Objective »
Each record below should be output verbatim, without pictures.

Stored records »
_ _ _ _
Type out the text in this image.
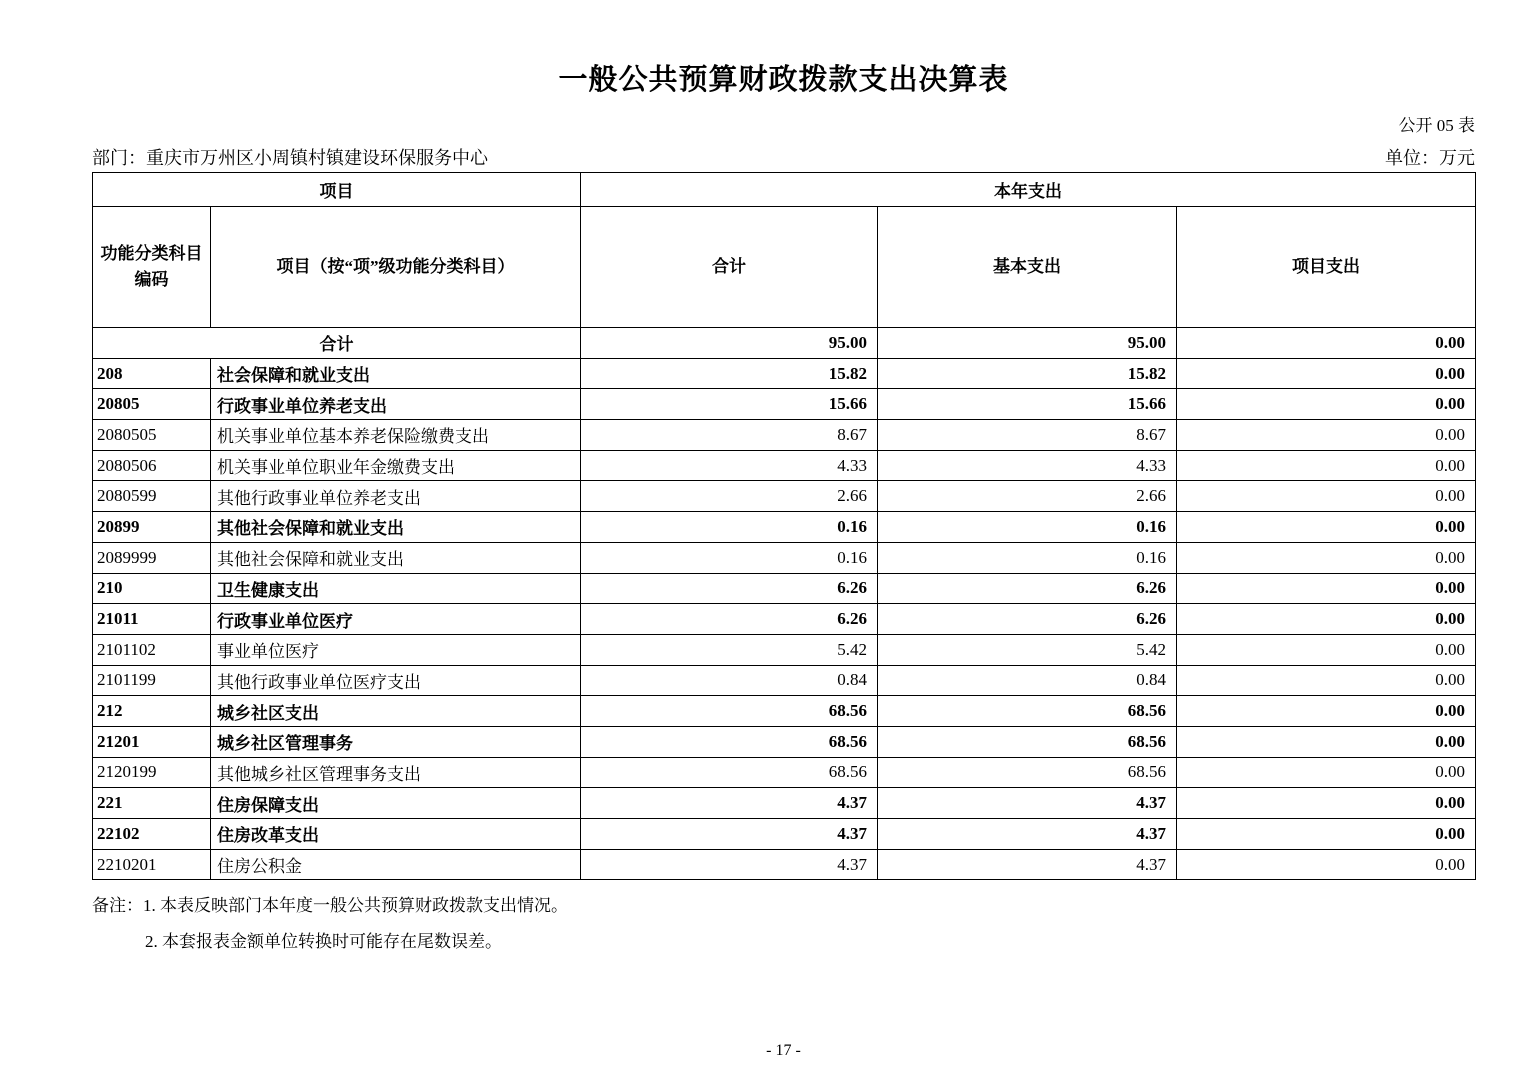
一般公共预算财政拨款支出决算表
公开 05 表
部门：重庆市万州区小周镇村镇建设环保服务中心	单位：万元
项目		本年支出		

功能分类科目
编码	项目（按“项”级功能分类科目）	合计	基本支出	项目支出
合计		95.00	95.00	0.00
208	社会保障和就业支出	15.82	15.82	0.00
20805	行政事业单位养老支出	15.66	15.66	0.00
2080505	机关事业单位基本养老保险缴费支出	8.67	8.67	0.00
2080506	机关事业单位职业年金缴费支出	4.33	4.33	0.00
2080599	其他行政事业单位养老支出	2.66	2.66	0.00
20899	其他社会保障和就业支出	0.16	0.16	0.00
2089999	其他社会保障和就业支出	0.16	0.16	0.00
210	卫生健康支出	6.26	6.26	0.00
21011	行政事业单位医疗	6.26	6.26	0.00
2101102	事业单位医疗	5.42	5.42	0.00
2101199	其他行政事业单位医疗支出	0.84	0.84	0.00
212	城乡社区支出	68.56	68.56	0.00
21201	城乡社区管理事务	68.56	68.56	0.00
2120199	其他城乡社区管理事务支出	68.56	68.56	0.00
221	住房保障支出	4.37	4.37	0.00
22102	住房改革支出	4.37	4.37	0.00
2210201	住房公积金	4.37	4.37	0.00
备注：1. 本表反映部门本年度一般公共预算财政拨款支出情况。
2. 本套报表金额单位转换时可能存在尾数误差。
- 17 -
_ _ _ _
Written answer »
Type out the text in this image.
一般公共预算财政拨款支出决算表
公开 05 表
部门：重庆市万州区小周镇村镇建设环保服务中心	单位：万元
项目		本年支出		

功能分类科目
编码	项目（按“项”级功能分类科目）	合计	基本支出	项目支出
合计		95.00	95.00	0.00
208	社会保障和就业支出	15.82	15.82	0.00
20805	行政事业单位养老支出	15.66	15.66	0.00
2080505	机关事业单位基本养老保险缴费支出	8.67	8.67	0.00
2080506	机关事业单位职业年金缴费支出	4.33	4.33	0.00
2080599	其他行政事业单位养老支出	2.66	2.66	0.00
20899	其他社会保障和就业支出	0.16	0.16	0.00
2089999	其他社会保障和就业支出	0.16	0.16	0.00
210	卫生健康支出	6.26	6.26	0.00
21011	行政事业单位医疗	6.26	6.26	0.00
2101102	事业单位医疗	5.42	5.42	0.00
2101199	其他行政事业单位医疗支出	0.84	0.84	0.00
212	城乡社区支出	68.56	68.56	0.00
21201	城乡社区管理事务	68.56	68.56	0.00
2120199	其他城乡社区管理事务支出	68.56	68.56	0.00
221	住房保障支出	4.37	4.37	0.00
22102	住房改革支出	4.37	4.37	0.00
2210201	住房公积金	4.37	4.37	0.00
备注：1. 本表反映部门本年度一般公共预算财政拨款支出情况。
2. 本套报表金额单位转换时可能存在尾数误差。
- 17 -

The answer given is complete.